• **Stated exercise**:
Reproduce all of the data below without alteration; exclude every picture.

Recorded data:

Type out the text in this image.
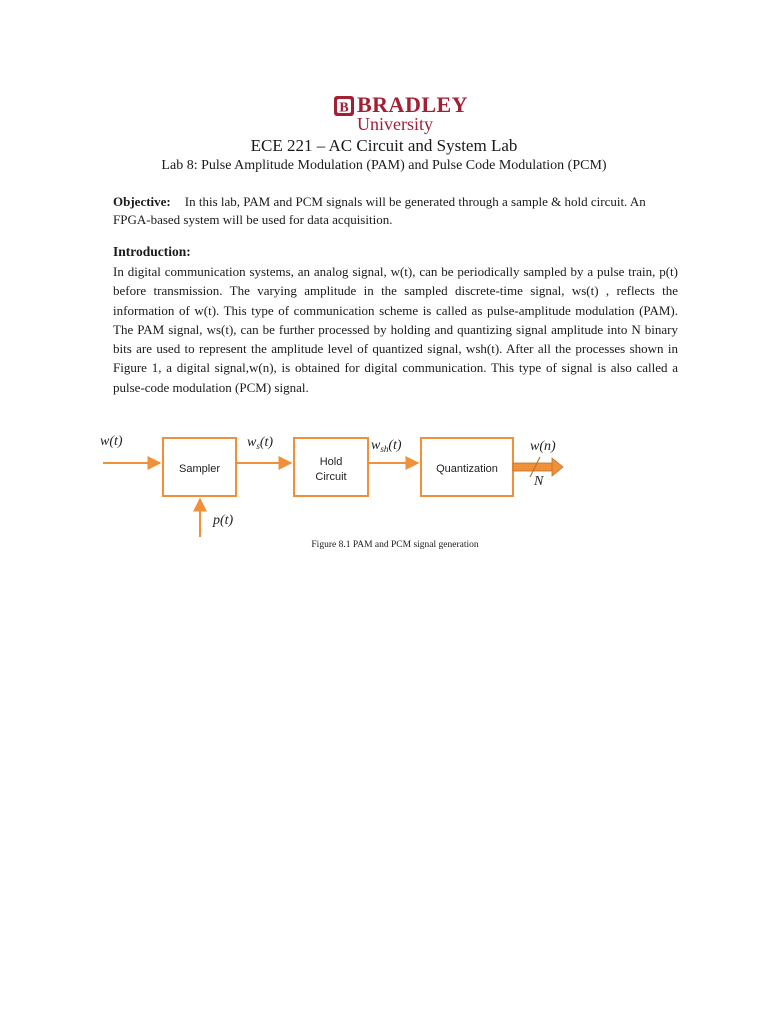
B BRADLEY
University
ECE 221 – AC Circuit and System Lab
Lab 8: Pulse Amplitude Modulation (PAM) and Pulse Code Modulation (PCM)
Objective: In this lab, PAM and PCM signals will be generated through a sample & hold circuit. An FPGA-based system will be used for data acquisition.
Introduction:
In digital communication systems, an analog signal, w(t), can be periodically sampled by a pulse train, p(t) before transmission. The varying amplitude in the sampled discrete-time signal, ws(t) , reflects the information of w(t). This type of communication scheme is called as pulse-amplitude modulation (PAM). The PAM signal, ws(t), can be further processed by holding and quantizing signal amplitude into N binary bits are used to represent the amplitude level of quantized signal, wsh(t). After all the processes shown in Figure 1, a digital signal,w(n), is obtained for digital communication. This type of signal is also called a pulse-code modulation (PCM) signal.
Sampler
Hold
Circuit
Quantization
w(t)	$w_s(t)$	$w_{sh}(t)$	w(n)
N
p(t)
Figure 8.1 PAM and PCM signal generation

• **Expected output**:
Type out the text in this image.
B BRADLEY
University
ECE 221 – AC Circuit and System Lab
Lab 8: Pulse Amplitude Modulation (PAM) and Pulse Code Modulation (PCM)
Objective: In this lab, PAM and PCM signals will be generated through a sample & hold circuit. An FPGA-based system will be used for data acquisition.
Introduction:
In digital communication systems, an analog signal, w(t), can be periodically sampled by a pulse train, p(t) before transmission. The varying amplitude in the sampled discrete-time signal, ws(t) , reflects the information of w(t). This type of communication scheme is called as pulse-amplitude modulation (PAM). The PAM signal, ws(t), can be further processed by holding and quantizing signal amplitude into N binary bits are used to represent the amplitude level of quantized signal, wsh(t). After all the processes shown in Figure 1, a digital signal,w(n), is obtained for digital communication. This type of signal is also called a pulse-code modulation (PCM) signal.
Sampler
Hold
Circuit
Quantization
w(t)	$w_s(t)$	$w_{sh}(t)$	w(n)
N
p(t)
Figure 8.1 PAM and PCM signal generation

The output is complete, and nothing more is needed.